**To do:** All of the material below is to be retyped exactly.

(Data entries)
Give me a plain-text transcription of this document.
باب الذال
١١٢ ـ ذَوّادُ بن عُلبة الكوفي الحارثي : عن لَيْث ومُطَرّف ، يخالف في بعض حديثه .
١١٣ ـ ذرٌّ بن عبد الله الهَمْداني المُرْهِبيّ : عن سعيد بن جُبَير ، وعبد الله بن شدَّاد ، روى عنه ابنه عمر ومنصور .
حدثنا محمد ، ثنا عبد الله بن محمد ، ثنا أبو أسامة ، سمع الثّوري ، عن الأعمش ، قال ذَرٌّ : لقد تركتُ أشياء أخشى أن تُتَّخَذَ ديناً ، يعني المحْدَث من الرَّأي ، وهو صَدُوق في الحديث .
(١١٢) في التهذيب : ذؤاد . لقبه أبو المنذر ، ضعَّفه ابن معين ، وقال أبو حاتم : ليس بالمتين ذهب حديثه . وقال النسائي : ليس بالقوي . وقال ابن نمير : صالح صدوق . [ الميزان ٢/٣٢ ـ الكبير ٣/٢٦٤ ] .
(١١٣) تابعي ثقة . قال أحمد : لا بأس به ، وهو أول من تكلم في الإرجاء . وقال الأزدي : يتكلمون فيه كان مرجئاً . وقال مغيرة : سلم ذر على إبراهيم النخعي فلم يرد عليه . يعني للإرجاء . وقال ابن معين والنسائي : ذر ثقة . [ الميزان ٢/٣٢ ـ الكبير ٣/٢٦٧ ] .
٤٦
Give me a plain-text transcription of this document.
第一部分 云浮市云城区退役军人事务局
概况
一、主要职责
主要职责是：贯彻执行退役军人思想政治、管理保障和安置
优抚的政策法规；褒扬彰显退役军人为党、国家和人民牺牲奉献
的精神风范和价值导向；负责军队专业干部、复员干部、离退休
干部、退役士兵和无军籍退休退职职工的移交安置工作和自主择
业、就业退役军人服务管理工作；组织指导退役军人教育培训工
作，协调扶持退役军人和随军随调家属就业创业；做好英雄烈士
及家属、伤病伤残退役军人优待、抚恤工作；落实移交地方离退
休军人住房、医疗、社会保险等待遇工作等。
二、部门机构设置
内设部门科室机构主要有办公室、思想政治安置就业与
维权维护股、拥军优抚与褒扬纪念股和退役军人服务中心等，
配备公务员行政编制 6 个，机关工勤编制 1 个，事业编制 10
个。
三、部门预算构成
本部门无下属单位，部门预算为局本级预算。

**Written response:**
Give me a plain-text transcription of this document.
باب الذال
١١٢ ـ ذَوّادُ بن عُلبة الكوفي الحارثي : عن لَيْث ومُطَرّف ، يخالف في بعض حديثه .
١١٣ ـ ذرٌّ بن عبد الله الهَمْداني المُرْهِبيّ : عن سعيد بن جُبَير ، وعبد الله بن شدَّاد ، روى عنه ابنه عمر ومنصور .
حدثنا محمد ، ثنا عبد الله بن محمد ، ثنا أبو أسامة ، سمع الثّوري ، عن الأعمش ، قال ذَرٌّ : لقد تركتُ أشياء أخشى أن تُتَّخَذَ ديناً ، يعني المحْدَث من الرَّأي ، وهو صَدُوق في الحديث .
(١١٢) في التهذيب : ذؤاد . لقبه أبو المنذر ، ضعَّفه ابن معين ، وقال أبو حاتم : ليس بالمتين ذهب حديثه . وقال النسائي : ليس بالقوي . وقال ابن نمير : صالح صدوق . [ الميزان ٢/٣٢ ـ الكبير ٣/٢٦٤ ] .
(١١٣) تابعي ثقة . قال أحمد : لا بأس به ، وهو أول من تكلم في الإرجاء . وقال الأزدي : يتكلمون فيه كان مرجئاً . وقال مغيرة : سلم ذر على إبراهيم النخعي فلم يرد عليه . يعني للإرجاء . وقال ابن معين والنسائي : ذر ثقة . [ الميزان ٢/٣٢ ـ الكبير ٣/٢٦٧ ] .
٤٦
Give me a plain-text transcription of this document.
第一部分 云浮市云城区退役军人事务局
概况
一、主要职责
主要职责是：贯彻执行退役军人思想政治、管理保障和安置
优抚的政策法规；褒扬彰显退役军人为党、国家和人民牺牲奉献
的精神风范和价值导向；负责军队专业干部、复员干部、离退休
干部、退役士兵和无军籍退休退职职工的移交安置工作和自主择
业、就业退役军人服务管理工作；组织指导退役军人教育培训工
作，协调扶持退役军人和随军随调家属就业创业；做好英雄烈士
及家属、伤病伤残退役军人优待、抚恤工作；落实移交地方离退
休军人住房、医疗、社会保险等待遇工作等。
二、部门机构设置
内设部门科室机构主要有办公室、思想政治安置就业与
维权维护股、拥军优抚与褒扬纪念股和退役军人服务中心等，
配备公务员行政编制 6 个，机关工勤编制 1 个，事业编制 10
个。
三、部门预算构成
本部门无下属单位，部门预算为局本级预算。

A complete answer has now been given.